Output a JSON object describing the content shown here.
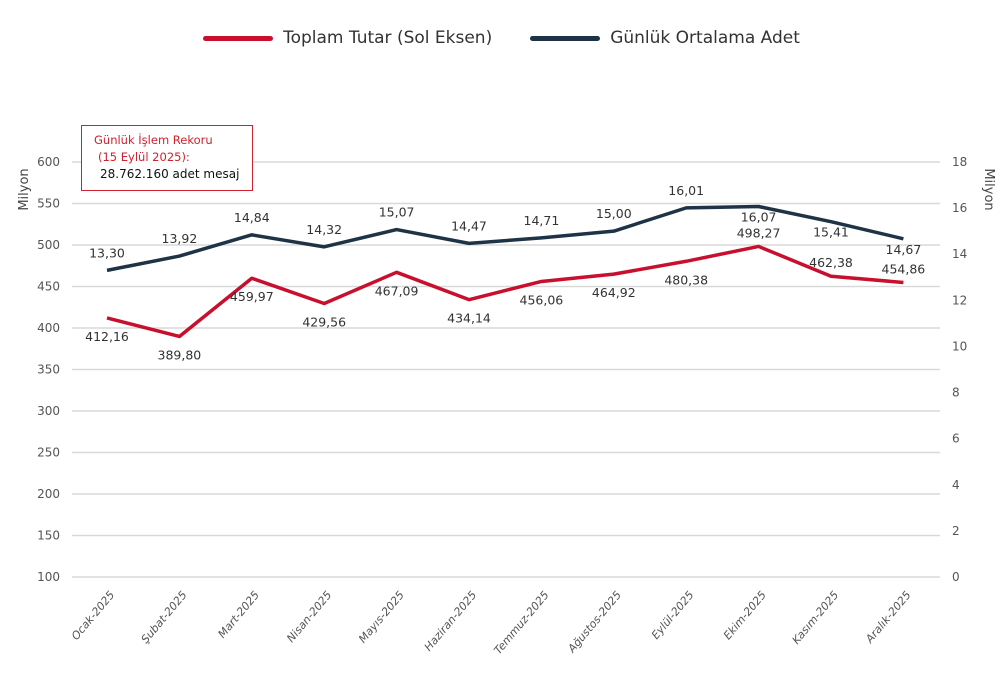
{
  "chart_data": {
    "type": "line",
    "categories": [
      "Ocak-2025",
      "Şubat-2025",
      "Mart-2025",
      "Nisan-2025",
      "Mayıs-2025",
      "Haziran-2025",
      "Temmuz-2025",
      "Ağustos-2025",
      "Eylül-2025",
      "Ekim-2025",
      "Kasım-2025",
      "Aralık-2025"
    ],
    "series": [
      {
        "name": "Toplam Tutar (Sol Eksen)",
        "axis": "left",
        "color": "#c8102e",
        "values": [
          412.16,
          389.8,
          459.97,
          429.56,
          467.09,
          434.14,
          456.06,
          464.92,
          480.38,
          498.27,
          462.38,
          454.86
        ],
        "labels": [
          "412,16",
          "389,80",
          "459,97",
          "429,56",
          "467,09",
          "434,14",
          "456,06",
          "464,92",
          "480,38",
          "498,27",
          "462,38",
          "454,86"
        ],
        "label_side": [
          "below",
          "below",
          "below",
          "below",
          "below",
          "below",
          "below",
          "below",
          "below",
          "above",
          "above",
          "above"
        ]
      },
      {
        "name": "Günlük Ortalama Adet",
        "axis": "right",
        "color": "#1f3347",
        "values": [
          13.3,
          13.92,
          14.84,
          14.32,
          15.07,
          14.47,
          14.71,
          15.0,
          16.01,
          16.07,
          15.41,
          14.67
        ],
        "labels": [
          "13,30",
          "13,92",
          "14,84",
          "14,32",
          "15,07",
          "14,47",
          "14,71",
          "15,00",
          "16,01",
          "16,07",
          "15,41",
          "14,67"
        ],
        "label_side": [
          "above",
          "above",
          "above",
          "above",
          "above",
          "above",
          "above",
          "above",
          "above",
          "below",
          "below",
          "below"
        ]
      }
    ],
    "ylabel": "Milyon",
    "y2label": "Milyon",
    "ylim": [
      100,
      600
    ],
    "yticks": [
      "100",
      "150",
      "200",
      "250",
      "300",
      "350",
      "400",
      "450",
      "500",
      "550",
      "600"
    ],
    "y2lim": [
      0,
      18
    ],
    "y2ticks": [
      "0",
      "2",
      "4",
      "6",
      "8",
      "10",
      "12",
      "14",
      "16",
      "18"
    ],
    "grid": true,
    "legend": "top-center",
    "annotation": {
      "line1": "Günlük İşlem Rekoru",
      "line2": "(15 Eylül 2025):",
      "line3": "28.762.160 adet mesaj"
    }
  }
}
━━━
* _Your instructions_
Leaving the pictures aside, transcribe the entire listing exactly.

* _Written response_
Output a JSON object describing the content shown here.
{
  "chart_data": {
    "type": "line",
    "categories": [
      "Ocak-2025",
      "Şubat-2025",
      "Mart-2025",
      "Nisan-2025",
      "Mayıs-2025",
      "Haziran-2025",
      "Temmuz-2025",
      "Ağustos-2025",
      "Eylül-2025",
      "Ekim-2025",
      "Kasım-2025",
      "Aralık-2025"
    ],
    "series": [
      {
        "name": "Toplam Tutar (Sol Eksen)",
        "axis": "left",
        "color": "#c8102e",
        "values": [
          412.16,
          389.8,
          459.97,
          429.56,
          467.09,
          434.14,
          456.06,
          464.92,
          480.38,
          498.27,
          462.38,
          454.86
        ],
        "labels": [
          "412,16",
          "389,80",
          "459,97",
          "429,56",
          "467,09",
          "434,14",
          "456,06",
          "464,92",
          "480,38",
          "498,27",
          "462,38",
          "454,86"
        ],
        "label_side": [
          "below",
          "below",
          "below",
          "below",
          "below",
          "below",
          "below",
          "below",
          "below",
          "above",
          "above",
          "above"
        ]
      },
      {
        "name": "Günlük Ortalama Adet",
        "axis": "right",
        "color": "#1f3347",
        "values": [
          13.3,
          13.92,
          14.84,
          14.32,
          15.07,
          14.47,
          14.71,
          15.0,
          16.01,
          16.07,
          15.41,
          14.67
        ],
        "labels": [
          "13,30",
          "13,92",
          "14,84",
          "14,32",
          "15,07",
          "14,47",
          "14,71",
          "15,00",
          "16,01",
          "16,07",
          "15,41",
          "14,67"
        ],
        "label_side": [
          "above",
          "above",
          "above",
          "above",
          "above",
          "above",
          "above",
          "above",
          "above",
          "below",
          "below",
          "below"
        ]
      }
    ],
    "ylabel": "Milyon",
    "y2label": "Milyon",
    "ylim": [
      100,
      600
    ],
    "yticks": [
      "100",
      "150",
      "200",
      "250",
      "300",
      "350",
      "400",
      "450",
      "500",
      "550",
      "600"
    ],
    "y2lim": [
      0,
      18
    ],
    "y2ticks": [
      "0",
      "2",
      "4",
      "6",
      "8",
      "10",
      "12",
      "14",
      "16",
      "18"
    ],
    "grid": true,
    "legend": "top-center",
    "annotation": {
      "line1": "Günlük İşlem Rekoru",
      "line2": "(15 Eylül 2025):",
      "line3": "28.762.160 adet mesaj"
    }
  }
}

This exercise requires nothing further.